- _EXTRACTED DATA_:
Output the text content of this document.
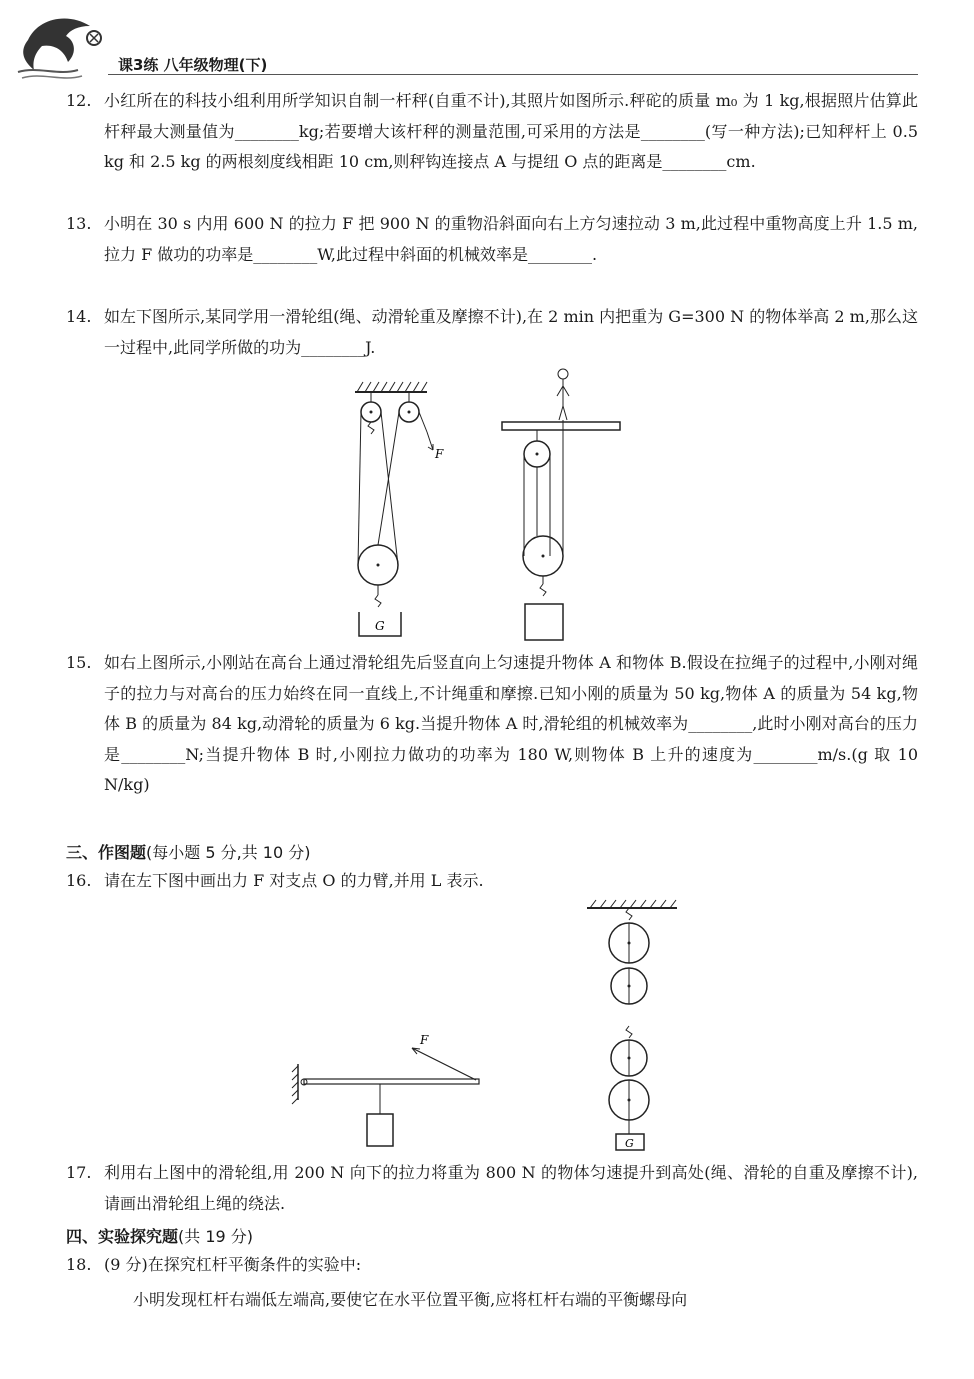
课3练 八年级物理(下)
12. 小红所在的科技小组利用所学知识自制一杆秤(自重不计),其照片如图所示.秤砣的质量 m₀ 为 1 kg,根据照片估算此杆秤最大测量值为________kg;若要增大该杆秤的测量范围,可采用的方法是________(写一种方法);已知秤杆上 0.5 kg 和 2.5 kg 的两根刻度线相距 10 cm,则秤钩连接点 A 与提纽 O 点的距离是________cm.
13. 小明在 30 s 内用 600 N 的拉力 F 把 900 N 的重物沿斜面向右上方匀速拉动 3 m,此过程中重物高度上升 1.5 m,拉力 F 做功的功率是________W,此过程中斜面的机械效率是________.
14. 如左下图所示,某同学用一滑轮组(绳、动滑轮重及摩擦不计),在 2 min 内把重为 G=300 N 的物体举高 2 m,那么这一过程中,此同学所做的功为________J.
F
G
15. 如右上图所示,小刚站在高台上通过滑轮组先后竖直向上匀速提升物体 A 和物体 B.假设在拉绳子的过程中,小刚对绳子的拉力与对高台的压力始终在同一直线上,不计绳重和摩擦.已知小刚的质量为 50 kg,物体 A 的质量为 54 kg,物体 B 的质量为 84 kg,动滑轮的质量为 6 kg.当提升物体 A 时,滑轮组的机械效率为________,此时小刚对高台的压力是________N;当提升物体 B 时,小刚拉力做功的功率为 180 W,则物体 B 上升的速度为________m/s.(g 取 10 N/kg)
三、作图题(每小题 5 分,共 10 分)
16. 请在左下图中画出力 F 对支点 O 的力臂,并用 L 表示.
F
G
17. 利用右上图中的滑轮组,用 200 N 向下的拉力将重为 800 N 的物体匀速提升到高处(绳、滑轮的自重及摩擦不计),请画出滑轮组上绳的绕法.
四、实验探究题(共 19 分)
18. (9 分)在探究杠杆平衡条件的实验中:
小明发现杠杆右端低左端高,要使它在水平位置平衡,应将杠杆右端的平衡螺母向
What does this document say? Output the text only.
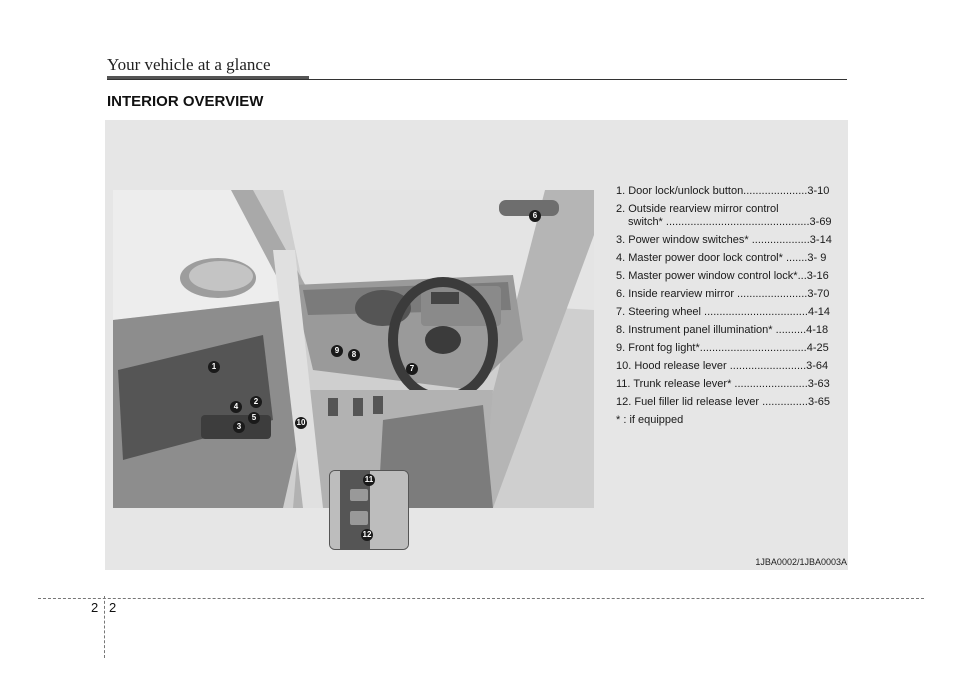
Your vehicle at a glance
INTERIOR OVERVIEW
1
2
3
4
5
6
7
8
9
10
11
12
1. Door lock/unlock button.....................3-10
2. Outside rearview mirror control
switch* ...............................................3-69
3. Power window switches* ...................3-14
4. Master power door lock control* .......3- 9
5. Master power window control lock*...3-16
6. Inside rearview mirror .......................3-70
7. Steering wheel ..................................4-14
8. Instrument panel illumination* ..........4-18
9. Front fog light*...................................4-25
10. Hood release lever .........................3-64
11. Trunk release lever* ........................3-63
12. Fuel filler lid release lever ...............3-65
* : if equipped
1JBA0002/1JBA0003A
2 2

- _SHORT EXERCISE_: Repeat the material exactly as it reads, without any of its pictures.

- _PROBLEM SOLUTION_:
Output the text content of this document.
课3练 八年级物理(下)
12. 小红所在的科技小组利用所学知识自制一杆秤(自重不计),其照片如图所示.秤砣的质量 m₀ 为 1 kg,根据照片估算此杆秤最大测量值为________kg;若要增大该杆秤的测量范围,可采用的方法是________(写一种方法);已知秤杆上 0.5 kg 和 2.5 kg 的两根刻度线相距 10 cm,则秤钩连接点 A 与提纽 O 点的距离是________cm.
13. 小明在 30 s 内用 600 N 的拉力 F 把 900 N 的重物沿斜面向右上方匀速拉动 3 m,此过程中重物高度上升 1.5 m,拉力 F 做功的功率是________W,此过程中斜面的机械效率是________.
14. 如左下图所示,某同学用一滑轮组(绳、动滑轮重及摩擦不计),在 2 min 内把重为 G=300 N 的物体举高 2 m,那么这一过程中,此同学所做的功为________J.
F
G
15. 如右上图所示,小刚站在高台上通过滑轮组先后竖直向上匀速提升物体 A 和物体 B.假设在拉绳子的过程中,小刚对绳子的拉力与对高台的压力始终在同一直线上,不计绳重和摩擦.已知小刚的质量为 50 kg,物体 A 的质量为 54 kg,物体 B 的质量为 84 kg,动滑轮的质量为 6 kg.当提升物体 A 时,滑轮组的机械效率为________,此时小刚对高台的压力是________N;当提升物体 B 时,小刚拉力做功的功率为 180 W,则物体 B 上升的速度为________m/s.(g 取 10 N/kg)
三、作图题(每小题 5 分,共 10 分)
16. 请在左下图中画出力 F 对支点 O 的力臂,并用 L 表示.
F
G
17. 利用右上图中的滑轮组,用 200 N 向下的拉力将重为 800 N 的物体匀速提升到高处(绳、滑轮的自重及摩擦不计),请画出滑轮组上绳的绕法.
四、实验探究题(共 19 分)
18. (9 分)在探究杠杆平衡条件的实验中:
小明发现杠杆右端低左端高,要使它在水平位置平衡,应将杠杆右端的平衡螺母向
What does this document say? Output the text only.
Your vehicle at a glance
INTERIOR OVERVIEW
1
2
3
4
5
6
7
8
9
10
11
12
1. Door lock/unlock button.....................3-10
2. Outside rearview mirror control
switch* ...............................................3-69
3. Power window switches* ...................3-14
4. Master power door lock control* .......3- 9
5. Master power window control lock*...3-16
6. Inside rearview mirror .......................3-70
7. Steering wheel ..................................4-14
8. Instrument panel illumination* ..........4-18
9. Front fog light*...................................4-25
10. Hood release lever .........................3-64
11. Trunk release lever* ........................3-63
12. Fuel filler lid release lever ...............3-65
* : if equipped
1JBA0002/1JBA0003A
2 2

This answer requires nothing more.